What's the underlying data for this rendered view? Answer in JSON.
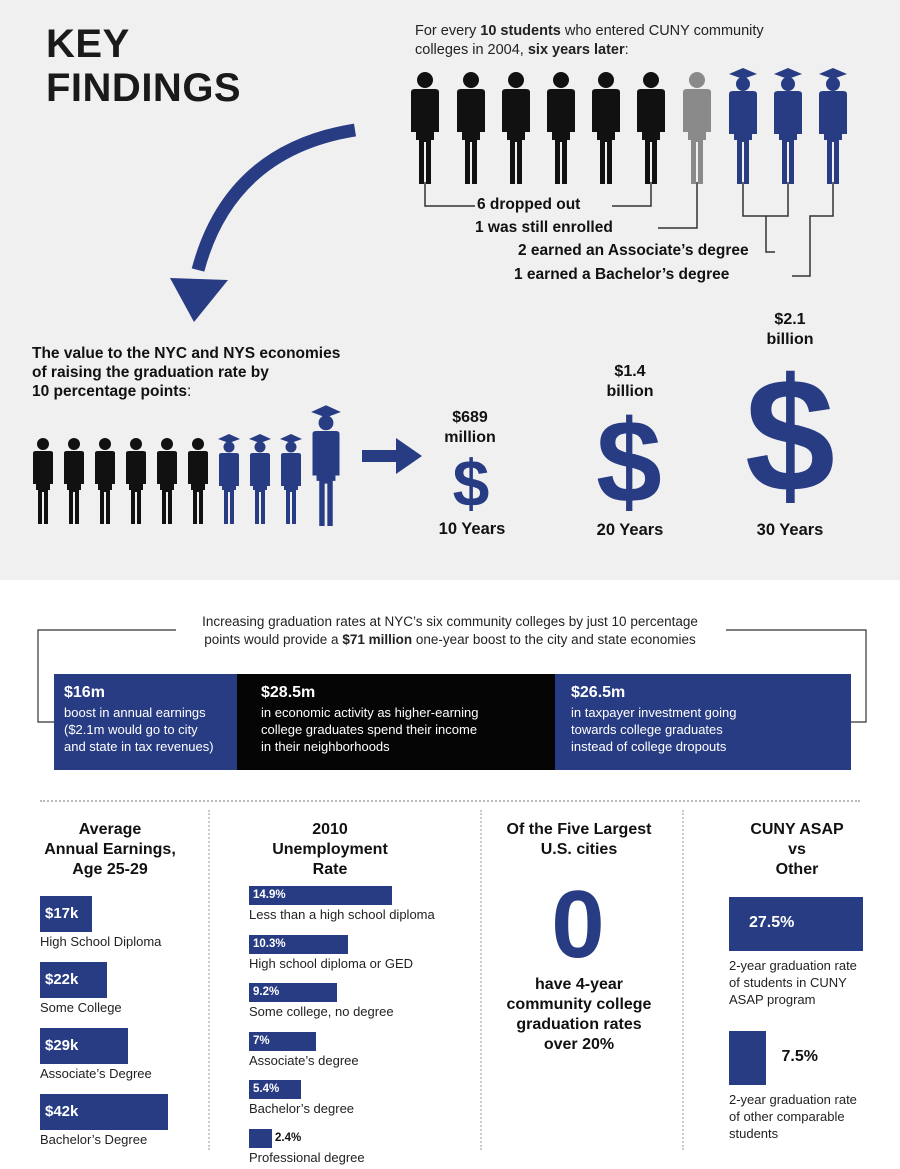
{
  "header": {
    "title_line1": "KEY",
    "title_line2": "FINDINGS"
  },
  "intro": {
    "p1": "For every ",
    "b1": "10 students",
    "p2": " who entered CUNY community colleges in 2004, ",
    "b2": "six years later",
    "p3": ":"
  },
  "outcomes": [
    "6 dropped out",
    "1 was still enrolled",
    "2 earned an Associate’s degree",
    "1 earned a Bachelor’s degree"
  ],
  "value_section": {
    "text_line1": "The value to the NYC and NYS economies",
    "text_line2": "of raising the graduation rate by",
    "text_line3": "10 percentage points",
    "text_colon": ":",
    "impacts": [
      {
        "amount": "$689",
        "unit": "million",
        "years": "10 Years"
      },
      {
        "amount": "$1.4",
        "unit": "billion",
        "years": "20 Years"
      },
      {
        "amount": "$2.1",
        "unit": "billion",
        "years": "30 Years"
      }
    ]
  },
  "boost": {
    "p1": "Increasing graduation rates at NYC’s six community colleges by just 10 percentage",
    "p2": "points would provide a ",
    "b1": "$71 million",
    "p3": " one-year boost to the city and state economies",
    "boxes": [
      {
        "amount": "$16m",
        "line1": "boost in annual earnings",
        "line2": "($2.1m would go to city",
        "line3": "and state in tax revenues)",
        "color": "#283c84"
      },
      {
        "amount": "$28.5m",
        "line1": "in economic activity as higher-earning",
        "line2": "college graduates spend their income",
        "line3": "in their neighborhoods",
        "color": "#050505"
      },
      {
        "amount": "$26.5m",
        "line1": "in taxpayer investment going",
        "line2": "towards college graduates",
        "line3": "instead of college dropouts",
        "color": "#283c84"
      }
    ]
  },
  "earnings": {
    "title1": "Average",
    "title2": "Annual Earnings,",
    "title3": "Age 25-29",
    "items": [
      {
        "value": "$17k",
        "label": "High School Diploma",
        "amount": 17
      },
      {
        "value": "$22k",
        "label": "Some College",
        "amount": 22
      },
      {
        "value": "$29k",
        "label": "Associate’s Degree",
        "amount": 29
      },
      {
        "value": "$42k",
        "label": "Bachelor’s Degree",
        "amount": 42
      }
    ]
  },
  "unemployment": {
    "title1": "2010",
    "title2": "Unemployment",
    "title3": "Rate",
    "items": [
      {
        "value": "14.9%",
        "label": "Less than a high school diploma",
        "pct": 14.9
      },
      {
        "value": "10.3%",
        "label": "High school diploma or GED",
        "pct": 10.3
      },
      {
        "value": "9.2%",
        "label": "Some college, no degree",
        "pct": 9.2
      },
      {
        "value": "7%",
        "label": "Associate’s degree",
        "pct": 7
      },
      {
        "value": "5.4%",
        "label": "Bachelor’s degree",
        "pct": 5.4
      },
      {
        "value": "2.4%",
        "label": "Professional degree",
        "pct": 2.4
      }
    ]
  },
  "cities": {
    "title1": "Of the Five Largest",
    "title2": "U.S. cities",
    "number": "0",
    "text1": "have 4-year",
    "text2": "community college",
    "text3": "graduation rates",
    "text4": "over 20%"
  },
  "asap": {
    "title1": "CUNY ASAP",
    "title2": "vs",
    "title3": "Other",
    "items": [
      {
        "value": "27.5%",
        "label1": "2-year graduation rate",
        "label2": "of students in CUNY",
        "label3": "ASAP program",
        "pct": 27.5
      },
      {
        "value": "7.5%",
        "label1": "2-year graduation rate",
        "label2": "of other comparable",
        "label3": "students",
        "pct": 7.5
      }
    ]
  },
  "colors": {
    "navy": "#283c84",
    "black": "#111111",
    "gray": "#8a8a8a"
  }
}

#### DO THIS
Copy each line in full and exactly, omitting any picture.

#### TASK SOLUTION
What's the underlying data for this rendered view? Answer in JSON.
{
  "header": {
    "title_line1": "KEY",
    "title_line2": "FINDINGS"
  },
  "intro": {
    "p1": "For every ",
    "b1": "10 students",
    "p2": " who entered CUNY community colleges in 2004, ",
    "b2": "six years later",
    "p3": ":"
  },
  "outcomes": [
    "6 dropped out",
    "1 was still enrolled",
    "2 earned an Associate’s degree",
    "1 earned a Bachelor’s degree"
  ],
  "value_section": {
    "text_line1": "The value to the NYC and NYS economies",
    "text_line2": "of raising the graduation rate by",
    "text_line3": "10 percentage points",
    "text_colon": ":",
    "impacts": [
      {
        "amount": "$689",
        "unit": "million",
        "years": "10 Years"
      },
      {
        "amount": "$1.4",
        "unit": "billion",
        "years": "20 Years"
      },
      {
        "amount": "$2.1",
        "unit": "billion",
        "years": "30 Years"
      }
    ]
  },
  "boost": {
    "p1": "Increasing graduation rates at NYC’s six community colleges by just 10 percentage",
    "p2": "points would provide a ",
    "b1": "$71 million",
    "p3": " one-year boost to the city and state economies",
    "boxes": [
      {
        "amount": "$16m",
        "line1": "boost in annual earnings",
        "line2": "($2.1m would go to city",
        "line3": "and state in tax revenues)",
        "color": "#283c84"
      },
      {
        "amount": "$28.5m",
        "line1": "in economic activity as higher-earning",
        "line2": "college graduates spend their income",
        "line3": "in their neighborhoods",
        "color": "#050505"
      },
      {
        "amount": "$26.5m",
        "line1": "in taxpayer investment going",
        "line2": "towards college graduates",
        "line3": "instead of college dropouts",
        "color": "#283c84"
      }
    ]
  },
  "earnings": {
    "title1": "Average",
    "title2": "Annual Earnings,",
    "title3": "Age 25-29",
    "items": [
      {
        "value": "$17k",
        "label": "High School Diploma",
        "amount": 17
      },
      {
        "value": "$22k",
        "label": "Some College",
        "amount": 22
      },
      {
        "value": "$29k",
        "label": "Associate’s Degree",
        "amount": 29
      },
      {
        "value": "$42k",
        "label": "Bachelor’s Degree",
        "amount": 42
      }
    ]
  },
  "unemployment": {
    "title1": "2010",
    "title2": "Unemployment",
    "title3": "Rate",
    "items": [
      {
        "value": "14.9%",
        "label": "Less than a high school diploma",
        "pct": 14.9
      },
      {
        "value": "10.3%",
        "label": "High school diploma or GED",
        "pct": 10.3
      },
      {
        "value": "9.2%",
        "label": "Some college, no degree",
        "pct": 9.2
      },
      {
        "value": "7%",
        "label": "Associate’s degree",
        "pct": 7
      },
      {
        "value": "5.4%",
        "label": "Bachelor’s degree",
        "pct": 5.4
      },
      {
        "value": "2.4%",
        "label": "Professional degree",
        "pct": 2.4
      }
    ]
  },
  "cities": {
    "title1": "Of the Five Largest",
    "title2": "U.S. cities",
    "number": "0",
    "text1": "have 4-year",
    "text2": "community college",
    "text3": "graduation rates",
    "text4": "over 20%"
  },
  "asap": {
    "title1": "CUNY ASAP",
    "title2": "vs",
    "title3": "Other",
    "items": [
      {
        "value": "27.5%",
        "label1": "2-year graduation rate",
        "label2": "of students in CUNY",
        "label3": "ASAP program",
        "pct": 27.5
      },
      {
        "value": "7.5%",
        "label1": "2-year graduation rate",
        "label2": "of other comparable",
        "label3": "students",
        "pct": 7.5
      }
    ]
  },
  "colors": {
    "navy": "#283c84",
    "black": "#111111",
    "gray": "#8a8a8a"
  }
}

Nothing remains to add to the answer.